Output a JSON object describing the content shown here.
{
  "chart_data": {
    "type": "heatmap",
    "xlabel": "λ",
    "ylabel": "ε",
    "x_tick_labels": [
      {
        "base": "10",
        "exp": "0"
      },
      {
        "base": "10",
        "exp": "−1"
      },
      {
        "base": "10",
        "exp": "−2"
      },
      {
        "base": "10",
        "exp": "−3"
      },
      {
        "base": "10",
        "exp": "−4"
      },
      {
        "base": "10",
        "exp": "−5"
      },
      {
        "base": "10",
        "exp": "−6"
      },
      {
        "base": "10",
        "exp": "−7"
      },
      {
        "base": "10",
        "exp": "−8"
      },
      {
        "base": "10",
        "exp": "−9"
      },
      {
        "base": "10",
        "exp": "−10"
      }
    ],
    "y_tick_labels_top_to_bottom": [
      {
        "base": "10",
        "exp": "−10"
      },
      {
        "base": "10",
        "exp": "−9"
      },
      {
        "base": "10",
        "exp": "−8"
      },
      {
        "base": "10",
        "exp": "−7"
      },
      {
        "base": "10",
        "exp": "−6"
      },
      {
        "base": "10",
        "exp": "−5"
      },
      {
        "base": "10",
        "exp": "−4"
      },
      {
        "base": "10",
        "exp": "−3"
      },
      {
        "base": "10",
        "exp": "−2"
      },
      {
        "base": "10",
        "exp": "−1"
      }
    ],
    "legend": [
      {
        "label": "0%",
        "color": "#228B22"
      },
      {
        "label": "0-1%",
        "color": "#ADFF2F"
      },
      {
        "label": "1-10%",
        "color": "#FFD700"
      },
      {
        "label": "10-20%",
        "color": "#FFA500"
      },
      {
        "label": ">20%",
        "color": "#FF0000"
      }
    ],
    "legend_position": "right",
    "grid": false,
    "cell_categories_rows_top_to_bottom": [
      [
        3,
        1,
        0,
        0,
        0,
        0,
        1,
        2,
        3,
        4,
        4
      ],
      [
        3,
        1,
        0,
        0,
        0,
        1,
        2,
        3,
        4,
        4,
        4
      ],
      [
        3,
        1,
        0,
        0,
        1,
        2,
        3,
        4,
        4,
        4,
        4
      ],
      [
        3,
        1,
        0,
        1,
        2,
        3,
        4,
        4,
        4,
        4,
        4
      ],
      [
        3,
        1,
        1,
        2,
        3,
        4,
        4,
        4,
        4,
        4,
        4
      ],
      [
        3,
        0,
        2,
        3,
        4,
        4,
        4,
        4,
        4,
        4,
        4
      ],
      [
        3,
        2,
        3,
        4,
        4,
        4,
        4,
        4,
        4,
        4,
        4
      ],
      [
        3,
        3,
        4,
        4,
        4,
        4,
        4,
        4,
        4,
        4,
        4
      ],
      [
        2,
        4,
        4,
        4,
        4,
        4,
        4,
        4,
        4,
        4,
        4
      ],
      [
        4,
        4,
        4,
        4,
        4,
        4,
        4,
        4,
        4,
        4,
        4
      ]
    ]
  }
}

_ _ _ _

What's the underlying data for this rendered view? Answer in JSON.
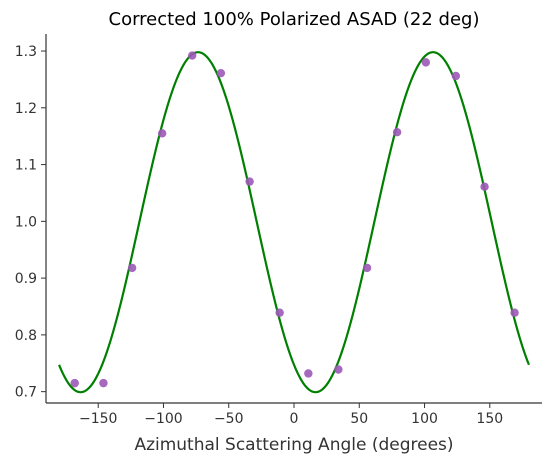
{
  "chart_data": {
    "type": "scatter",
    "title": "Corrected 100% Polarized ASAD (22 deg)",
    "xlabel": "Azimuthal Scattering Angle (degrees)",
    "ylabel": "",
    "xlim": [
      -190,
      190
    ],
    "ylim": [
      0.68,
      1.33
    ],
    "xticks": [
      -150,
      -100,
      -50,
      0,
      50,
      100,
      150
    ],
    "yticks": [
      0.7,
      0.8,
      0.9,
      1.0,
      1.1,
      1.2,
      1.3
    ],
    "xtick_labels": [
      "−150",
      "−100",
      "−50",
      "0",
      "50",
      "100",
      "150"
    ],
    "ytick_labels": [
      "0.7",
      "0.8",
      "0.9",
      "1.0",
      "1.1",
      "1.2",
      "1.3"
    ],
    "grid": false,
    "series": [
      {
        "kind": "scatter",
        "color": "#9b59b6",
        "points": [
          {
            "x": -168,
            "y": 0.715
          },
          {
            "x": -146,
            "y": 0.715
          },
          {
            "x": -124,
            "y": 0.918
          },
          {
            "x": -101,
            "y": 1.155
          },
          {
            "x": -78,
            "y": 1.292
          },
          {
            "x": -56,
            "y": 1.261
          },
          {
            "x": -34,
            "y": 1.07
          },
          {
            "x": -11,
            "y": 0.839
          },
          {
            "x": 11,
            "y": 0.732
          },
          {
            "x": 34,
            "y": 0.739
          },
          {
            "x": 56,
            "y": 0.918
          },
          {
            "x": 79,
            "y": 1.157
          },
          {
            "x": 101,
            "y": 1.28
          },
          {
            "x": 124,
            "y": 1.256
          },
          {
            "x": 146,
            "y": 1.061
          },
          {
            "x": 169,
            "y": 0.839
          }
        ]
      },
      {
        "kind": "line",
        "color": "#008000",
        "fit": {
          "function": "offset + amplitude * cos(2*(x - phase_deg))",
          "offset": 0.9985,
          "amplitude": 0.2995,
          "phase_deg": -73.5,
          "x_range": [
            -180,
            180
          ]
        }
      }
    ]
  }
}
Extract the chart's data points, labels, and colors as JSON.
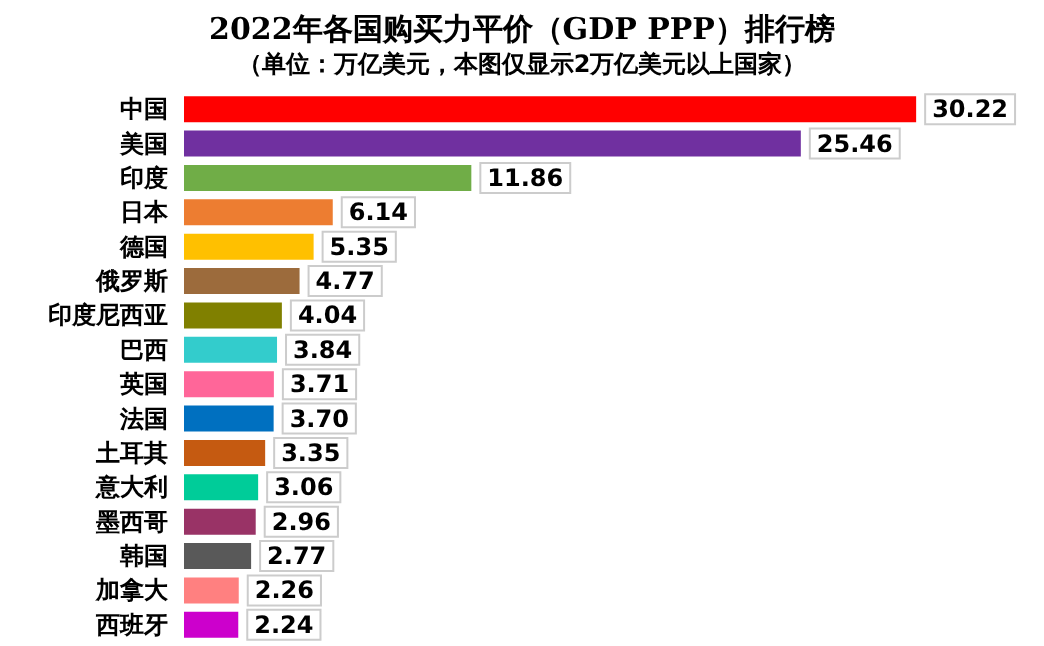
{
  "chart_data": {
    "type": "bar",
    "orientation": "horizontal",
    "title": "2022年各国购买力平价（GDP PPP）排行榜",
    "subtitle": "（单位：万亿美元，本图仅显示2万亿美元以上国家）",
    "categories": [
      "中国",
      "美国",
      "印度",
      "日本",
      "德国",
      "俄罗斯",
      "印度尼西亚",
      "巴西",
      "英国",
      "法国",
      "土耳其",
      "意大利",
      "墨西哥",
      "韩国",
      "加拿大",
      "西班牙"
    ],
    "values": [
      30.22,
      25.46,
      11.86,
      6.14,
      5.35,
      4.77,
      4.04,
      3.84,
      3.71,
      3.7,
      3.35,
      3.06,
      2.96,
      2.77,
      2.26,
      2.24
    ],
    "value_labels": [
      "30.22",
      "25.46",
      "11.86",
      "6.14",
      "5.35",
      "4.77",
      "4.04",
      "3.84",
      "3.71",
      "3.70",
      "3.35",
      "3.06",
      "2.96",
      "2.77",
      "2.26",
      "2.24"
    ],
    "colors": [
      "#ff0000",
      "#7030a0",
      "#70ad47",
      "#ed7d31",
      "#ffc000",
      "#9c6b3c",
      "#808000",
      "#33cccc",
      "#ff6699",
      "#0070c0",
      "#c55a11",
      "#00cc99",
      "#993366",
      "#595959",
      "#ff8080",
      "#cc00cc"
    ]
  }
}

_ _ _ _

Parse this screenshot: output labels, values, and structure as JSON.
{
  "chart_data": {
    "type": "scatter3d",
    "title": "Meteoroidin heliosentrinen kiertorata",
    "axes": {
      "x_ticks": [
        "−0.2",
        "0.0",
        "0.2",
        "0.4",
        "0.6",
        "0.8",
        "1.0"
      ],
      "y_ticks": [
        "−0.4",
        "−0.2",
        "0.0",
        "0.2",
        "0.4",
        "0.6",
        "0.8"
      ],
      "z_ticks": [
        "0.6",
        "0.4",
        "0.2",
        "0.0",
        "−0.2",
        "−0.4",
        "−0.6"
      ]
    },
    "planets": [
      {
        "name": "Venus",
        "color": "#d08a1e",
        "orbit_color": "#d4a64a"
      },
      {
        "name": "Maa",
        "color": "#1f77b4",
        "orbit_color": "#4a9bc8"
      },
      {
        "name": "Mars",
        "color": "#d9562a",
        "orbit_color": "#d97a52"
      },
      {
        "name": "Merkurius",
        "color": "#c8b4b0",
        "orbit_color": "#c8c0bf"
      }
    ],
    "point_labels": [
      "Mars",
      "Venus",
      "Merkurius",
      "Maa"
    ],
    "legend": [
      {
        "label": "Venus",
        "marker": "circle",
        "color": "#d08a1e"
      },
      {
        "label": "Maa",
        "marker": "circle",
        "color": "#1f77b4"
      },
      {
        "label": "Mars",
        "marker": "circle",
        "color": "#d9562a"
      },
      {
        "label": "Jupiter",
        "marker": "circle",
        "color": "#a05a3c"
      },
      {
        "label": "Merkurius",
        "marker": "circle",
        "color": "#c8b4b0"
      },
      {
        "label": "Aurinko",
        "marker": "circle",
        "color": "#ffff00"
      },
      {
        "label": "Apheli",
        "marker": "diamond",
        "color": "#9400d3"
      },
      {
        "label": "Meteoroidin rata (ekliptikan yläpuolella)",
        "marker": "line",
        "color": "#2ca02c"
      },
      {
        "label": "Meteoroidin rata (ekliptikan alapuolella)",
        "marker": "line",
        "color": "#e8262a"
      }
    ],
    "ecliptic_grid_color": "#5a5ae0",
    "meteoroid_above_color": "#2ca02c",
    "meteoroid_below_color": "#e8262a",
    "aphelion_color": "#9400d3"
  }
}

_ _ _ _

Return each line of the listing that holds the string "Merkurius".

__TASK RESPONSE__:
        "name": "Merkurius",
      "Merkurius",
        "label": "Merkurius",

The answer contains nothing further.